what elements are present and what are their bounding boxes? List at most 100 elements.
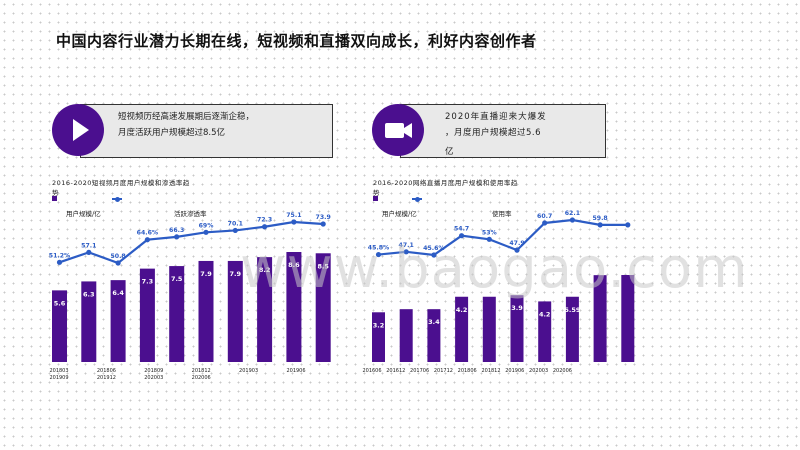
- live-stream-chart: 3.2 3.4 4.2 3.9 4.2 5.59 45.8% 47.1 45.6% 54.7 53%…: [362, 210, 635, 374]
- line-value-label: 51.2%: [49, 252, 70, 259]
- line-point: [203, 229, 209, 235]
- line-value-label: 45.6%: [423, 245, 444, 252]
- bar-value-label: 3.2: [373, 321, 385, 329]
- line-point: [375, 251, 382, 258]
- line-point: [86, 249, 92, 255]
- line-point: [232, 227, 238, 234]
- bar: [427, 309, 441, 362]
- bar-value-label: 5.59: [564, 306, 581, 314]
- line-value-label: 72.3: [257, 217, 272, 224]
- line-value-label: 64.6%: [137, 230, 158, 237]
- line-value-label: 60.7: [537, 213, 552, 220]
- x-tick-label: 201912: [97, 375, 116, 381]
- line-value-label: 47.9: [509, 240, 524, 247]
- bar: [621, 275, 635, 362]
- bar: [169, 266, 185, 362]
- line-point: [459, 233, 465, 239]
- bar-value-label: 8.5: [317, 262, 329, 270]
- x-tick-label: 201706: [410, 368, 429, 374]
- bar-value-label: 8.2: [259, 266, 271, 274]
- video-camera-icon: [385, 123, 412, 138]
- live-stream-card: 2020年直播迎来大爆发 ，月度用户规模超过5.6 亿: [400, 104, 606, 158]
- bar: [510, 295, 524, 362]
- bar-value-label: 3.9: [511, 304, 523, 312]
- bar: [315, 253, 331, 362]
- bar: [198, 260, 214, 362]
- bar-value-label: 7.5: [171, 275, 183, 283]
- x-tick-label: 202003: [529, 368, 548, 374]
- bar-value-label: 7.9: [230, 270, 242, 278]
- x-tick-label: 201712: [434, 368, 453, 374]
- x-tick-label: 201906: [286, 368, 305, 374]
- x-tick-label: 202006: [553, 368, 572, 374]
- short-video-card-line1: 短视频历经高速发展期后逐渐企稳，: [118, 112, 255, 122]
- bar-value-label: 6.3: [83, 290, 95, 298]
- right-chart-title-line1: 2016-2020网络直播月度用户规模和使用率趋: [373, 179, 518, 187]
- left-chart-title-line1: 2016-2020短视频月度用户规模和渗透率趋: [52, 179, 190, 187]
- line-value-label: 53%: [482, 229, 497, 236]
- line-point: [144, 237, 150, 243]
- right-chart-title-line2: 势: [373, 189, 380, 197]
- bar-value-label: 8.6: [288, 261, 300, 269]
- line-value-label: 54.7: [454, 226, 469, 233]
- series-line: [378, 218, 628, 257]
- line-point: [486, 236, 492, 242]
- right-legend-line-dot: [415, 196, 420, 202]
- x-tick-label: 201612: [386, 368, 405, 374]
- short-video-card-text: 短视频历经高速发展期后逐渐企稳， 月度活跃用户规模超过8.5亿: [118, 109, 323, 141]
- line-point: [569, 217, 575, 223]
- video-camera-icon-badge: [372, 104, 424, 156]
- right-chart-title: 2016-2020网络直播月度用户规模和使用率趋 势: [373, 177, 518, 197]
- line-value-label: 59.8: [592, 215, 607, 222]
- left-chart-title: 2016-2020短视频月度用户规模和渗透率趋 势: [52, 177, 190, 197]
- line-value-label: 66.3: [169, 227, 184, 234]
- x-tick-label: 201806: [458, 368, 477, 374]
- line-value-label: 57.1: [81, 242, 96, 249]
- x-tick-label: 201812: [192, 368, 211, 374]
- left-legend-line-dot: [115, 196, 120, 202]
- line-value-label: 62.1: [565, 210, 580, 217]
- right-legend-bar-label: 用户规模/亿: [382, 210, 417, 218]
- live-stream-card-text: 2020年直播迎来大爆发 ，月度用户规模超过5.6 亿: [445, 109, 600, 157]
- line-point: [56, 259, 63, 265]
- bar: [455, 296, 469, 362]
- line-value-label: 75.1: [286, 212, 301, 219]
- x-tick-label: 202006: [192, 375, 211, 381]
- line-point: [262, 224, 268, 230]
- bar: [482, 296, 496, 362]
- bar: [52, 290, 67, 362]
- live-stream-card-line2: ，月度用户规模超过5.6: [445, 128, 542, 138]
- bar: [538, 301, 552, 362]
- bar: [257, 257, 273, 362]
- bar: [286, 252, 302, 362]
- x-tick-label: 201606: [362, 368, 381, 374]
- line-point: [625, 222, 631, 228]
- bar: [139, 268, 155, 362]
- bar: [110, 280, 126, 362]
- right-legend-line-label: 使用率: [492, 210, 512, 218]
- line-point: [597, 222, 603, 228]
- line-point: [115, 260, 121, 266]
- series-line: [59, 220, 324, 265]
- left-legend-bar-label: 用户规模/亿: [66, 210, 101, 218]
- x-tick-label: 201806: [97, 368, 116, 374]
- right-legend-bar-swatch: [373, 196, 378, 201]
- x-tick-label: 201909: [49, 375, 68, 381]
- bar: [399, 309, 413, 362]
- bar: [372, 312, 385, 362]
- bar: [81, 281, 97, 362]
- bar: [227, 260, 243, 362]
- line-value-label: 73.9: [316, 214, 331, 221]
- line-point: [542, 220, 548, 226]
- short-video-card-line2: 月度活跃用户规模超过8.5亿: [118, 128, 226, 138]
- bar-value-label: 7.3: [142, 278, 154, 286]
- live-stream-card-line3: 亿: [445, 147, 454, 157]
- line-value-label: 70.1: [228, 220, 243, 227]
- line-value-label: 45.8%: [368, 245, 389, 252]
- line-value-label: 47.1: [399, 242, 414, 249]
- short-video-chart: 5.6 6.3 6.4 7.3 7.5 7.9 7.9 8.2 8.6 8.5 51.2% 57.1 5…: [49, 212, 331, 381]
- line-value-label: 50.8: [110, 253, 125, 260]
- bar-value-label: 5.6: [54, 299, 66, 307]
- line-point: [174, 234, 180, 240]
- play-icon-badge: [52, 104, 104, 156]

◆ ◆ ◆ ◆

◆ EXERCISE OBJECTIVE: Format every line of the entries above as a JSON list of strings, one string per line, with blank lines and the picture left out.

◆ THE SOLUTION:
[
  "what elements are present and what are their bounding boxes? List at most 100 elements.",
  "- live-stream-chart: 3.2 3.4 4.2 3.9 4.2 5.59 45.8% 47.1 45.6% 54.7 53%…: [362, 210, 635, 374]",
  "- line-value-label: 51.2%: [49, 252, 70, 259]",
  "- line-point: [203, 229, 209, 235]",
  "- line-value-label: 45.6%: [423, 245, 444, 252]",
  "- bar-value-label: 3.2: [373, 321, 385, 329]",
  "- line-point: [375, 251, 382, 258]",
  "- line-point: [86, 249, 92, 255]",
  "- line-point: [232, 227, 238, 234]",
  "- bar: [427, 309, 441, 362]",
  "- bar-value-label: 5.59: [564, 306, 581, 314]",
  "- line-value-label: 72.3: [257, 217, 272, 224]",
  "- line-value-label: 64.6%: [137, 230, 158, 237]",
  "- line-value-label: 60.7: [537, 213, 552, 220]",
  "- x-tick-label: 201912: [97, 375, 116, 381]",
  "- line-value-label: 47.9: [509, 240, 524, 247]",
  "- bar: [621, 275, 635, 362]",
  "- bar: [169, 266, 185, 362]",
  "- line-point: [459, 233, 465, 239]",
  "- bar-value-label: 8.5: [317, 262, 329, 270]",
  "- x-tick-label: 201706: [410, 368, 429, 374]",
  "- bar-value-label: 8.2: [259, 266, 271, 274]",
  "- video-camera-icon: [385, 123, 412, 138]",
  "- live-stream-card: 2020年直播迎来大爆发 ，月度用户规模超过5.6 亿: [400, 104, 606, 158]",
  "- bar: [510, 295, 524, 362]",
  "- bar-value-label: 3.9: [511, 304, 523, 312]",
  "- bar: [315, 253, 331, 362]",
  "- bar: [198, 260, 214, 362]",
  "- bar-value-label: 7.5: [171, 275, 183, 283]",
  "- x-tick-label: 202003: [529, 368, 548, 374]",
  "- bar-value-label: 7.9: [230, 270, 242, 278]",
  "- x-tick-label: 201712: [434, 368, 453, 374]",
  "- x-tick-label: 201906: [286, 368, 305, 374]",
  "- x-tick-label: 202006: [553, 368, 572, 374]",
  "- short-video-card-line1: 短视频历经高速发展期后逐渐企稳，: [118, 112, 255, 122]",
  "- bar-value-label: 6.3: [83, 290, 95, 298]",
  "- right-chart-title-line1: 2016-2020网络直播月度用户规模和使用率趋: [373, 179, 518, 187]",
  "- left-chart-title-line1: 2016-2020短视频月度用户规模和渗透率趋: [52, 179, 190, 187]",
  "- line-value-label: 53%: [482, 229, 497, 236]",
  "- line-point: [144, 237, 150, 243]",
  "- right-chart-title-line2: 势: [373, 189, 380, 197]",
  "- bar-value-label: 8.6: [288, 261, 300, 269]",
  "- line-value-label: 54.7: [454, 226, 469, 233]",
  "- series-line: [378, 218, 628, 257]",
  "- line-point: [486, 236, 492, 242]",
  "- right-legend-line-dot: [415, 196, 420, 202]",
  "- x-tick-label: 201612: [386, 368, 405, 374]",
  "- short-video-card-text: 短视频历经高速发展期后逐渐企稳， 月度活跃用户规模超过8.5亿: [118, 109, 323, 141]",
  "- line-point: [569, 217, 575, 223]",
  "- video-camera-icon-badge: [372, 104, 424, 156]",
  "- right-chart-title: 2016-2020网络直播月度用户规模和使用率趋 势: [373, 177, 518, 197]",
  "- line-value-label: 59.8: [592, 215, 607, 222]",
  "- left-chart-title: 2016-2020短视频月度用户规模和渗透率趋 势: [52, 177, 190, 197]",
  "- line-value-label: 66.3: [169, 227, 184, 234]",
  "- x-tick-label: 201806: [458, 368, 477, 374]",
  "- line-value-label: 57.1: [81, 242, 96, 249]",
  "- x-tick-label: 201812: [192, 368, 211, 374]",
  "- left-legend-line-dot: [115, 196, 120, 202]",
  "- line-value-label: 62.1: [565, 210, 580, 217]",
  "- right-legend-bar-label: 用户规模/亿: [382, 210, 417, 218]",
  "- live-stream-card-text: 2020年直播迎来大爆发 ，月度用户规模超过5.6 亿: [445, 109, 600, 157]",
  "- line-point: [56, 259, 63, 265]",
  "- bar: [455, 296, 469, 362]",
  "- line-value-label: 75.1: [286, 212, 301, 219]",
  "- x-tick-label: 202006: [192, 375, 211, 381]",
  "- line-point: [262, 224, 268, 230]",
  "- bar: [482, 296, 496, 362]",
  "- bar: [52, 290, 67, 362]",
  "- live-stream-card-line2: ，月度用户规模超过5.6: [445, 128, 542, 138]",
  "- bar: [538, 301, 552, 362]",
  "- bar: [257, 257, 273, 362]",
  "- bar: [286, 252, 302, 362]",
  "- x-tick-label: 201606: [362, 368, 381, 374]",
  "- line-point: [625, 222, 631, 228]",
  "- bar: [139, 268, 155, 362]",
  "- bar: [110, 280, 126, 362]",
  "- right-legend-line-label: 使用率: [492, 210, 512, 218]",
  "- line-point: [597, 222, 603, 228]",
  "- line-point: [115, 260, 121, 266]",
  "- series-line: [59, 220, 324, 265]",
  "- left-legend-bar-label: 用户规模/亿: [66, 210, 101, 218]",
  "- x-tick-label: 201806: [97, 368, 116, 374]",
  "- right-legend-bar-swatch: [373, 196, 378, 201]",
  "- x-tick-label: 201909: [49, 375, 68, 381]",
  "- bar: [399, 309, 413, 362]",
  "- bar: [372, 312, 385, 362]",
  "- bar: [81, 281, 97, 362]",
  "- bar: [227, 260, 243, 362]",
  "- line-value-label: 73.9: [316, 214, 331, 221]",
  "- line-point: [542, 220, 548, 226]",
  "- short-video-card-line2: 月度活跃用户规模超过8.5亿: [118, 128, 226, 138]",
  "- bar-value-label: 7.3: [142, 278, 154, 286]",
  "- live-stream-card-line3: 亿: [445, 147, 454, 157]",
  "- line-value-label: 70.1: [228, 220, 243, 227]",
  "- line-value-label: 45.8%: [368, 245, 389, 252]",
  "- line-value-label: 47.1: [399, 242, 414, 249]",
  "- short-video-chart: 5.6 6.3 6.4 7.3 7.5 7.9 7.9 8.2 8.6 8.5 51.2% 57.1 5…: [49, 212, 331, 381]",
  "- line-value-label: 50.8: [110, 253, 125, 260]",
  "- bar-value-label: 5.6: [54, 299, 66, 307]",
  "- line-point: [174, 234, 180, 240]",
  "- play-icon-badge: [52, 104, 104, 156]"
]